EXCERPTED PASSAGE
┄┄┄┄┄┄┄┄┄┄┄┄┄┄┄┄┄┄┄┄

November 4, 2011

SWAN SONG FOR THE LONE WOLVES

In the September issue of “Harper’s” magazine, Garret Keizer, a contributing editor and author writes about his recent one year stint as a teacher at a high school where he’d been an instructor thirty years before. Some things hadn’t changed. The families of the students were still among the poor and working classes. The youngsters were polite and cheerful despite their underprivileged lives and he soon remembered that public school teaching is one of the hardest jobs a person can perform (pg. 34). The great philosopher Ludwig Wittgenstein, himself once a teacher, mused that teaching was by no means “as as safe as redirecting the course of Western thought.” 

Having taught myself, I smiled at many of Keizer’s recollection and was saddened by what had changed. Given the new, regimented curriculum, the author was obliged to observe that “the day of the ‘lone wolf’ teacher is done.” What once was an art had been reduced to a craft.

(SaveTheWolvesWorldwide)

As I consider myself to have been a lone wolf teacher, I paused to think of the students who had challenged me and forced me to be creative. In my list, one student stands out. I’ll call him Heathcliff, for such was his mood and demeanor. I met him in my English class during his senior year of high school. From his first day, his habit was to sit at his desk with his fingers stuck in his ears.The students around him giggled for a time and then forgot about him. I did not. How could I?  I was his teacher.  

One day I pulled him aside and asked him to explain his behavior. He’d been expecting the question, apparently, and had a ready answer. He said he planned to be a great writer and he didn’t want my instruction to damage his creativity. I was nonplussed, surprised…incensed. Then again, maybe he was right. Who was I to mess with the thoughts of a genius?

┄┄┄┄┄┄┄┄┄┄┄┄┄┄┄┄┄┄┄┄

[Dataset items]
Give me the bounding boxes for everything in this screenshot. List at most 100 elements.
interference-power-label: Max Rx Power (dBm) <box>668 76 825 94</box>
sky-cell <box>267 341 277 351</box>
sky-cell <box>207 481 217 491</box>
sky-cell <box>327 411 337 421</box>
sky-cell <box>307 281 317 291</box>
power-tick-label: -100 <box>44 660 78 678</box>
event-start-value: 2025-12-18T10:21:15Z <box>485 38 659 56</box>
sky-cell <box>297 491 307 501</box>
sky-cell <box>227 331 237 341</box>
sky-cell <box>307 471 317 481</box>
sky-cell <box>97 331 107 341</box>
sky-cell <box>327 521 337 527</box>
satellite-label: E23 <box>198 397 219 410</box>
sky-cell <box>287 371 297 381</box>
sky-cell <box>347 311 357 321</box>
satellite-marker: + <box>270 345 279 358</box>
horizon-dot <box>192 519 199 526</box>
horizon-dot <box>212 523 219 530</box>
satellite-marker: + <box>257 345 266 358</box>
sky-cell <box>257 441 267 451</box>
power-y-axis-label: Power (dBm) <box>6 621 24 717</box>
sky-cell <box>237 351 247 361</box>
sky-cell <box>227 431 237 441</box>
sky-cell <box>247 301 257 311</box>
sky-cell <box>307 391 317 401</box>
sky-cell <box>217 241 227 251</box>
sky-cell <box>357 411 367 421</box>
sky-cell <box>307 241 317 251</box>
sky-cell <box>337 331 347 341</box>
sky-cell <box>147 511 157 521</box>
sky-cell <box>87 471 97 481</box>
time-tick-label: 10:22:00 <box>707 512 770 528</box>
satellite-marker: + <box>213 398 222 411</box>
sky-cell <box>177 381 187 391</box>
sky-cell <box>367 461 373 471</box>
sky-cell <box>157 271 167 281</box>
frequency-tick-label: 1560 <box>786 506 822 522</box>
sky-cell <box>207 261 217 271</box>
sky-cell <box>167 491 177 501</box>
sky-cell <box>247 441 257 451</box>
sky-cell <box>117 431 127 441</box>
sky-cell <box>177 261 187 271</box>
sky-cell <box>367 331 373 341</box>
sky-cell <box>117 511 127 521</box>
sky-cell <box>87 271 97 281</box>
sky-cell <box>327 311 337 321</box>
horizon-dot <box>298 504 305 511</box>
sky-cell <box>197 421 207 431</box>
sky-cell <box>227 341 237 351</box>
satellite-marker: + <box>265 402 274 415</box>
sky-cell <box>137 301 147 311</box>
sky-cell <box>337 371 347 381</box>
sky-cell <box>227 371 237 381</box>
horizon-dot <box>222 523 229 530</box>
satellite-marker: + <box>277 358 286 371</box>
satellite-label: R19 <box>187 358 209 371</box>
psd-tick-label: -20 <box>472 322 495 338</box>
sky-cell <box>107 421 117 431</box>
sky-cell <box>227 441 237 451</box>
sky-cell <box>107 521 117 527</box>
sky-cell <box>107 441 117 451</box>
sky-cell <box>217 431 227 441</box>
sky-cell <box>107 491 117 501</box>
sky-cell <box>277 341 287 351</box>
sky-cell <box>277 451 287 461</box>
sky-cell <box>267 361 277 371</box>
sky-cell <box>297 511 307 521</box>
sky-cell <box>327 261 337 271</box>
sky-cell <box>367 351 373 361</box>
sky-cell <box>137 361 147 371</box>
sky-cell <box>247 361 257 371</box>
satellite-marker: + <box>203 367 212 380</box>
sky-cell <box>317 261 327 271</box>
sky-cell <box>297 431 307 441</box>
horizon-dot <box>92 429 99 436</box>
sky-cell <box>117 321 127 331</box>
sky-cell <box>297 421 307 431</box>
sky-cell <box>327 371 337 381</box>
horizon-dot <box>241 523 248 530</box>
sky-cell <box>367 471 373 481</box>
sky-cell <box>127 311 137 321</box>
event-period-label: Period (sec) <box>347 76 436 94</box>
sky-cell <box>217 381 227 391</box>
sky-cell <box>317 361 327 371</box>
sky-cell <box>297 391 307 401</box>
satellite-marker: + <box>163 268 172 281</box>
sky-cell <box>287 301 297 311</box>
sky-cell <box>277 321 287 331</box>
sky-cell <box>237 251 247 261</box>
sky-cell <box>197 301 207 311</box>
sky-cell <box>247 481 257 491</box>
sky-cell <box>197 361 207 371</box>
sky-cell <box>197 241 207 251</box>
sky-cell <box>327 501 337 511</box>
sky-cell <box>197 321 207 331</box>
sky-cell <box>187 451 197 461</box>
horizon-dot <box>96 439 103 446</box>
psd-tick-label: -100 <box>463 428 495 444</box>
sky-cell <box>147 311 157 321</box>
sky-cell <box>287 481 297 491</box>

┄┄┄┄┄┄┄┄┄┄┄┄┄┄┄┄┄┄┄┄

PROBLEM SET
• a. In the essay on lone wolf teachers, reproduce the passage from "As I consider" up to and including "was his teacher.".
• b. Answer these questions from the essay on lone wolf teachers:
(i) In which magazine did Garret Keizer write about his year teaching high school?
(ii) What name does the writer give the student who stands out?
(iii) What did that student say he planned to become?

ANSWERS FOR THE TASKS
• a.
As I consider myself to have been a lone wolf teacher, I paused to think of the students who had challenged me and forced me to be creative. In my list, one student stands out. I’ll call him Heathcliff, for such was his mood and demeanor. I met him in my English class during his senior year of high school. From his first day, his habit was to sit at his desk with his fingers stuck in his ears.The students around him giggled for a time and then forgot about him. I did not. How could I?  I was his teacher.

• b.
(i) Harper's
(ii) Heathcliff
(iii) A great writer